- [Ausgewählter Abschnitt]
====================

Vergabegesetz: NRW-Gesetzentwurf sieht verbindliche Einhaltung der ILO-Kernarbeitsnormen und ökologischer Kriterien vor
Der aktuelle Gesetzesentwurf der nordrhein-westfälischen Landesregierung für ein Vergabe- und Tariftreuegesetz sieht die verbindliche Einhaltung der ILO-Kernarbeitsnormen sowie ökologischer Kriterien vor, insbesondere durch eine Analyse der Lebenszykluskosten aller Neuanschaffungen. Der Gesetzentwurf ist mutig, von einem vergabespezifischen Mindestlohn bis zur Verpflichtung einer Frauenförderung bei der Vergabe öffentlicher Aufträge. Damit ist NRW das erste Flächenland in Deutschland, dass diesen Weg geht.
Zweckbestimmung
§ 1 des Regierungsentwurfs macht klar, worum es geht:
Zweck dieses Gesetzes ist es, einen fairen Wettbewerb um das wirtschaftlichste Angebot bei der Vergabe öffentlicher Aufträge unter gleichzeitiger Berücksichtigung von Sozialverträglichkeit, Umweltschutz und Energieeffizienz sowie Qualität und Innovation der Angebote zu fördern und zu unterstützen.
Umweltschutz
Der Entwurf “verpflichtet” öffentliche Auftraggeber, bei der Vergabe von Aufträgen Kriterien des Umweltschutzes und der Energieeffizienz zu berücksichtigen. Dazu sind im Rahmen der Bedarfsanalyse neben den voraussichtlichen Anschaffungskosten auch die voraussichtlichen Betriebskosten über die Nutzungsdauer, insbesondere die Kosten für den Energieverbrauch, sowie die Entsorgungskosten zu berücksichtigen (Lebenszyklusprinzip).

====================

(Gespeicherte Dateneinträge)
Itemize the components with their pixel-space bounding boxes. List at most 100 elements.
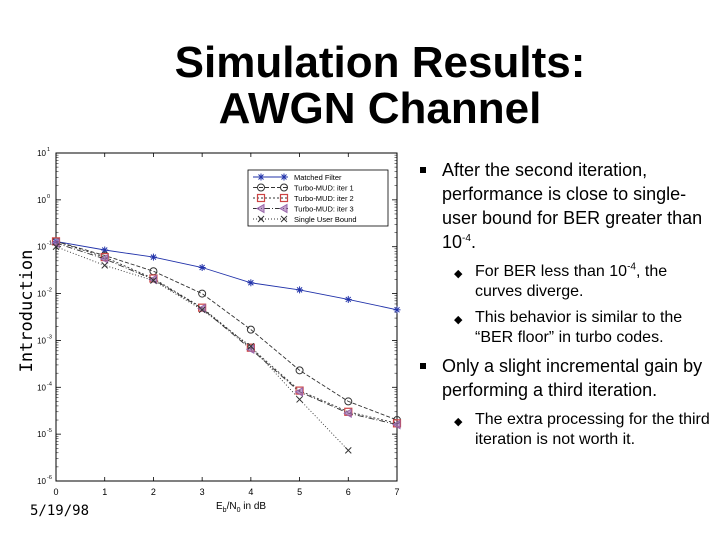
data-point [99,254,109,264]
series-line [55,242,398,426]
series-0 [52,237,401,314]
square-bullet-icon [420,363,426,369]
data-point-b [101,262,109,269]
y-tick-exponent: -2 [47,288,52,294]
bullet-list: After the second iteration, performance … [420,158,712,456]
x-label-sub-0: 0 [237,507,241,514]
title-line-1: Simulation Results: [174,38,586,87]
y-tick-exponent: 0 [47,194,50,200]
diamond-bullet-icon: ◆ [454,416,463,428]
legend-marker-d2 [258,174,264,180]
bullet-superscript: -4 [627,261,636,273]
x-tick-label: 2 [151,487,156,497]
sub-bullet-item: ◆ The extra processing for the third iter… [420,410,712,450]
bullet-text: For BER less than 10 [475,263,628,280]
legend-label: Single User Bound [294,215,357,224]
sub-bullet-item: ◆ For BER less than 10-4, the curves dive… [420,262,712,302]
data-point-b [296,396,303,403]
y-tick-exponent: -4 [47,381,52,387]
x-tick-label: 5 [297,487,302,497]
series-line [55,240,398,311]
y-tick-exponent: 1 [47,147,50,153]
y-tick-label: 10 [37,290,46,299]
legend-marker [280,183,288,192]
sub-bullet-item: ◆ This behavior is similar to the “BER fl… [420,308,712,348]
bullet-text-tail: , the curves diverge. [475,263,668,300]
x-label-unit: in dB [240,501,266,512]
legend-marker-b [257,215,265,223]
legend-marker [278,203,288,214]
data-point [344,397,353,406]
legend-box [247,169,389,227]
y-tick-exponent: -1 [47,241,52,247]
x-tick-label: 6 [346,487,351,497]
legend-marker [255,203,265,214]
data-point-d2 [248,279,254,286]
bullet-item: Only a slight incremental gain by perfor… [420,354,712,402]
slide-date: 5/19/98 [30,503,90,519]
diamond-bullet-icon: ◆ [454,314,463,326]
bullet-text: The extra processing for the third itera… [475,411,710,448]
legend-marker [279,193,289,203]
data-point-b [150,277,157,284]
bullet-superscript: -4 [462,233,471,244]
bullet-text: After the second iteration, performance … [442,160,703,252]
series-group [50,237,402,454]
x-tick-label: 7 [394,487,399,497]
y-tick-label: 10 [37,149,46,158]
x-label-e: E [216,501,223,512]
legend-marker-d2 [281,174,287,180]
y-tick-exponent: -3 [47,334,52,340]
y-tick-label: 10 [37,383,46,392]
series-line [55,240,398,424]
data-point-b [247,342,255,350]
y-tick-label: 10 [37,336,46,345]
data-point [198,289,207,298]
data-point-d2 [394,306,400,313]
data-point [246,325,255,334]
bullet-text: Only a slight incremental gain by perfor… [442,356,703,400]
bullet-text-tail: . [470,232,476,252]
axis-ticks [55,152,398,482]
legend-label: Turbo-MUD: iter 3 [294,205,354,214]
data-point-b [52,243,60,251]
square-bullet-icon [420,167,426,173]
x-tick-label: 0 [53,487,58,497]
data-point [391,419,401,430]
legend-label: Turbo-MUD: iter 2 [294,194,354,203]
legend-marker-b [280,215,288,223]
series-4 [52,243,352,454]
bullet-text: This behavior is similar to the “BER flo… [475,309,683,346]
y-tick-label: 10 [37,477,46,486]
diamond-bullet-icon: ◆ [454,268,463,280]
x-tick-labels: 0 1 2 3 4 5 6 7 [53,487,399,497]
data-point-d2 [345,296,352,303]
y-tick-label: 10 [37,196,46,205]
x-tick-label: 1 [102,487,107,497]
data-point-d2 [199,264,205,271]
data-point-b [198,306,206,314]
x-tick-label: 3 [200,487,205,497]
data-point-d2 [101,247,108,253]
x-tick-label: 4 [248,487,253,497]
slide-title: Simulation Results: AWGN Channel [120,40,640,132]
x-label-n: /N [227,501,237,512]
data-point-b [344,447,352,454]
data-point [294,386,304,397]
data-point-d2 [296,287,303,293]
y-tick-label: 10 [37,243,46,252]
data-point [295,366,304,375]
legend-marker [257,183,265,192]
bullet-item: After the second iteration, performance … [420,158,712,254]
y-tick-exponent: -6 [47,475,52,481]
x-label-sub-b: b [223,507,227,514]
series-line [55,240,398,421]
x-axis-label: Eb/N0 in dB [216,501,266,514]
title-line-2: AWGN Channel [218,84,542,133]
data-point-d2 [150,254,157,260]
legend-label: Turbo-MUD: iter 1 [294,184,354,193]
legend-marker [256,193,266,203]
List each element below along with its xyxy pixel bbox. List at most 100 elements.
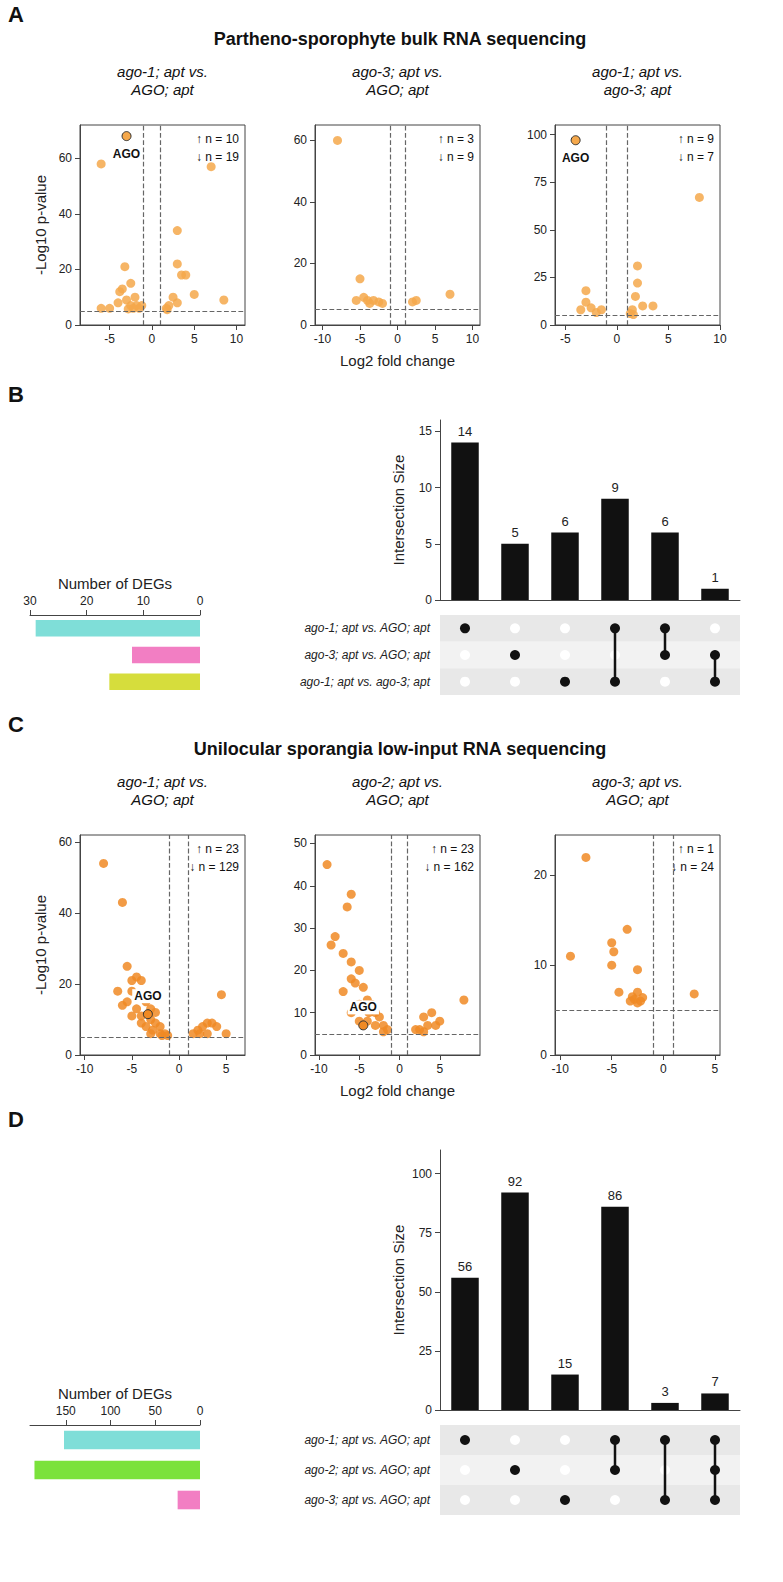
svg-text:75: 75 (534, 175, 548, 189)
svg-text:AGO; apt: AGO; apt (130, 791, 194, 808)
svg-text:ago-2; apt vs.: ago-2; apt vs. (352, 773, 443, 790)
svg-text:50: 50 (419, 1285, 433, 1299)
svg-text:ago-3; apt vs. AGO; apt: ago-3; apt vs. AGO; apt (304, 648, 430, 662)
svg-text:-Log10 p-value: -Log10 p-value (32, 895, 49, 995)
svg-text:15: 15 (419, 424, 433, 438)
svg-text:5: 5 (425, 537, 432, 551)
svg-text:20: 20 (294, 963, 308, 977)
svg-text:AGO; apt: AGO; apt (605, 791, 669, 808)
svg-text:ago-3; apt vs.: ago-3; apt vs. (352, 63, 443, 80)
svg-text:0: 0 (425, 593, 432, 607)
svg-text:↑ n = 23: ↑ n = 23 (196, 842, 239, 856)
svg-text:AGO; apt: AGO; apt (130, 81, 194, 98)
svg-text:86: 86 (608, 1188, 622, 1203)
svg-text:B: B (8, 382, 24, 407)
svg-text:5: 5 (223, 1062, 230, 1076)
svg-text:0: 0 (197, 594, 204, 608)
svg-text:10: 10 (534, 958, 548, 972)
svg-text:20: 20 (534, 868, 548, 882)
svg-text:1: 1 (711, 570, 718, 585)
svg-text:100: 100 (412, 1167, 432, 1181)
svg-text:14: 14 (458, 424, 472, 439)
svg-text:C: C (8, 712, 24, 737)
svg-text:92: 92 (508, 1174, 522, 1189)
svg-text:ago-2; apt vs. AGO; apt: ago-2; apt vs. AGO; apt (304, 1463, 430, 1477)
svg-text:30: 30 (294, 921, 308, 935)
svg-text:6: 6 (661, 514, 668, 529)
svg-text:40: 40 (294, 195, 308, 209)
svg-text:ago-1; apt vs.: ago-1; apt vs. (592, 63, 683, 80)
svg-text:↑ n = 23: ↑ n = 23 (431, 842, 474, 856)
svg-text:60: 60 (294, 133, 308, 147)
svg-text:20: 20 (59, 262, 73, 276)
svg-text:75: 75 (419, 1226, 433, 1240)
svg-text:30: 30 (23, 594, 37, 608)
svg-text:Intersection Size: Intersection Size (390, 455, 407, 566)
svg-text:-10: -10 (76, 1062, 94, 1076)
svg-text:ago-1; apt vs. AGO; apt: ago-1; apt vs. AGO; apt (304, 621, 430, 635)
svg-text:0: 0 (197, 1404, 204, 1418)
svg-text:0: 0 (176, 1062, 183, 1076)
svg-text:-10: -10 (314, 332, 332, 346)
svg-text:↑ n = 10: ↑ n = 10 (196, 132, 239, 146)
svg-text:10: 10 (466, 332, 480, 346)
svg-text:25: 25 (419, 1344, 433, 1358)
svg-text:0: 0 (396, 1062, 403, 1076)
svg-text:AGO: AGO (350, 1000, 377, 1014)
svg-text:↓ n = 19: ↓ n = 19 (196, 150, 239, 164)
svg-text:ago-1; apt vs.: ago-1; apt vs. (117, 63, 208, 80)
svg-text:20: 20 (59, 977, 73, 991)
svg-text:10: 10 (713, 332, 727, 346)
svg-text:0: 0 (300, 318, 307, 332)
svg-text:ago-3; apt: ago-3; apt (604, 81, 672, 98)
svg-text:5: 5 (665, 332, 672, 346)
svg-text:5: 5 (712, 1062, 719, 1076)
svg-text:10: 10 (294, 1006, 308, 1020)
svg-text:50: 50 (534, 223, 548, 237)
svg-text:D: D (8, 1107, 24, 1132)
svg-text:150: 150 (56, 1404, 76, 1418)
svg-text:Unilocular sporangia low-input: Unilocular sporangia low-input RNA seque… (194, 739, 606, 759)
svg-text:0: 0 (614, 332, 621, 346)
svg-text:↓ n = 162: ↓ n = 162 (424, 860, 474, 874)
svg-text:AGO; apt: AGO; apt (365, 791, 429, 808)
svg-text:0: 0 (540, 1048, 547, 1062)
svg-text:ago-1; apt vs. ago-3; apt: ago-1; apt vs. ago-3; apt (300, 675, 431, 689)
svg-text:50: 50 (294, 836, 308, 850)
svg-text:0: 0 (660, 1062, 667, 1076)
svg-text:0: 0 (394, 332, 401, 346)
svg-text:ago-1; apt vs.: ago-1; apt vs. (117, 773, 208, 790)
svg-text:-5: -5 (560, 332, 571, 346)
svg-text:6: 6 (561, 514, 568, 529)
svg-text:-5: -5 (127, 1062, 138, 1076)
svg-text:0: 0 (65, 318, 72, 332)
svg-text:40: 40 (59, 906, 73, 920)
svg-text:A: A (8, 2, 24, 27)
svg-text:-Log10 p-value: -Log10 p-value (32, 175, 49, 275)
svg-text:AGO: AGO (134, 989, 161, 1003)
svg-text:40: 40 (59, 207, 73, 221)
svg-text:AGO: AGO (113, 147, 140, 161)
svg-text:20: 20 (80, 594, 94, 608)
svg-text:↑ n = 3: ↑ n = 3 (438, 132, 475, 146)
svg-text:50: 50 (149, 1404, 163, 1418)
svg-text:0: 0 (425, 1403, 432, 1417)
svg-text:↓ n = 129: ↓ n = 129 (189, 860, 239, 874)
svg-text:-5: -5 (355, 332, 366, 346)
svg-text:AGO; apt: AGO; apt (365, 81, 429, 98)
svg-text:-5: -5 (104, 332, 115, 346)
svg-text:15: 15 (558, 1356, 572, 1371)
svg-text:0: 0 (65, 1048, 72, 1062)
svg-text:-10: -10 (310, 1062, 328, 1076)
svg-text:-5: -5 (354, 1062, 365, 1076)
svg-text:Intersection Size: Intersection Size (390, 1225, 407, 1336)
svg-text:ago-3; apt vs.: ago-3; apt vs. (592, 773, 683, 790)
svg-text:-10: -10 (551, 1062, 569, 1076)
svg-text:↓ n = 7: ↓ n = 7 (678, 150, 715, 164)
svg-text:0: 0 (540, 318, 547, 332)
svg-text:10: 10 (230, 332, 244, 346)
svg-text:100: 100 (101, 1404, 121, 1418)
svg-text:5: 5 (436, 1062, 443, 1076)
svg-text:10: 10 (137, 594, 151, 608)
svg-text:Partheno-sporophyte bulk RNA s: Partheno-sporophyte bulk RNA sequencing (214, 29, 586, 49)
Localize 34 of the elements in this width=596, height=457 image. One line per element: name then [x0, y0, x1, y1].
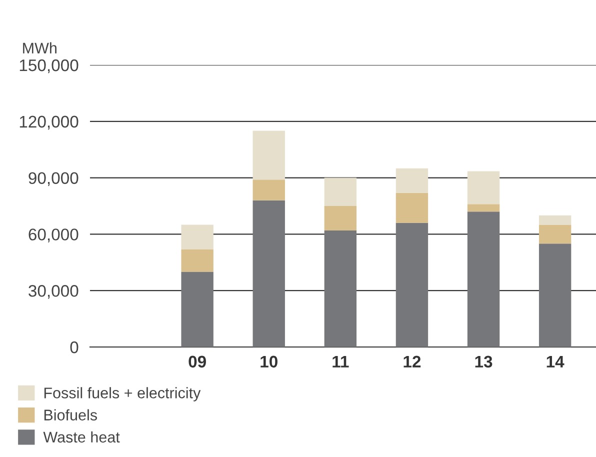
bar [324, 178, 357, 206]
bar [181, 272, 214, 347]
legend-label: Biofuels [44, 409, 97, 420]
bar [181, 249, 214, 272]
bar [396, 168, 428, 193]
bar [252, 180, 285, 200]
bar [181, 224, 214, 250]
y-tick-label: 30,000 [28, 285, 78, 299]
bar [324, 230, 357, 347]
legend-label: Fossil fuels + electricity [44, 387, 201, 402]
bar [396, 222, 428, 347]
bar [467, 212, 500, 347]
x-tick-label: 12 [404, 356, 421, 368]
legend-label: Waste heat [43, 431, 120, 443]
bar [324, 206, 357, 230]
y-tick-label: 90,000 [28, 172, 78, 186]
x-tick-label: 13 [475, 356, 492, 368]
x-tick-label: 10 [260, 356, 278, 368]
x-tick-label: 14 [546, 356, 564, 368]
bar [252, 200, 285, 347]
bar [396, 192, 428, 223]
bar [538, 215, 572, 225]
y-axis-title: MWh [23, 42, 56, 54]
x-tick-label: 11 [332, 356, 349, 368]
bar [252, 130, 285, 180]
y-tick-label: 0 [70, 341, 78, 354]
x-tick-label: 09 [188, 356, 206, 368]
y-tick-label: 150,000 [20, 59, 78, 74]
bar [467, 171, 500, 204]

====================

- [Offene Aufgaben]
**a)** Fasse im Text zum NRW-Vergabegesetz den Absatz, der mit „Der Entwurf“ beginnt, als knappe Liste zusammen und behalte dabei seine wesentlichen Fakten bei.
**b)** Gib aus dem Text zum NRW-Vergabegesetz die Stelle von „Zweckbestimmung“ bis „und zu unterstützen.“ wortgetreu aus.

- [Vollständige Antworten]
**a)**
- Öffentliche Auftraggeber müssen bei der Vergabe Umweltschutz und Energieeffizienz berücksichtigen.
- In der Bedarfsanalyse zählen die voraussichtlichen Anschaffungskosten.
- Ebenso zählen die voraussichtlichen Betriebskosten über die Nutzungsdauer, vor allem die Energiekosten.
- Hinzu kommen die Entsorgungskosten.
- Dieser Ansatz heißt Lebenszyklusprinzip.

**b)**
Zweckbestimmung
§ 1 des Regierungsentwurfs macht klar, worum es geht:
Zweck dieses Gesetzes ist es, einen fairen Wettbewerb um das wirtschaftlichste Angebot bei der Vergabe öffentlicher Aufträge unter gleichzeitiger Berücksichtigung von Sozialverträglichkeit, Umweltschutz und Energieeffizienz sowie Qualität und Innovation der Angebote zu fördern und zu unterstützen.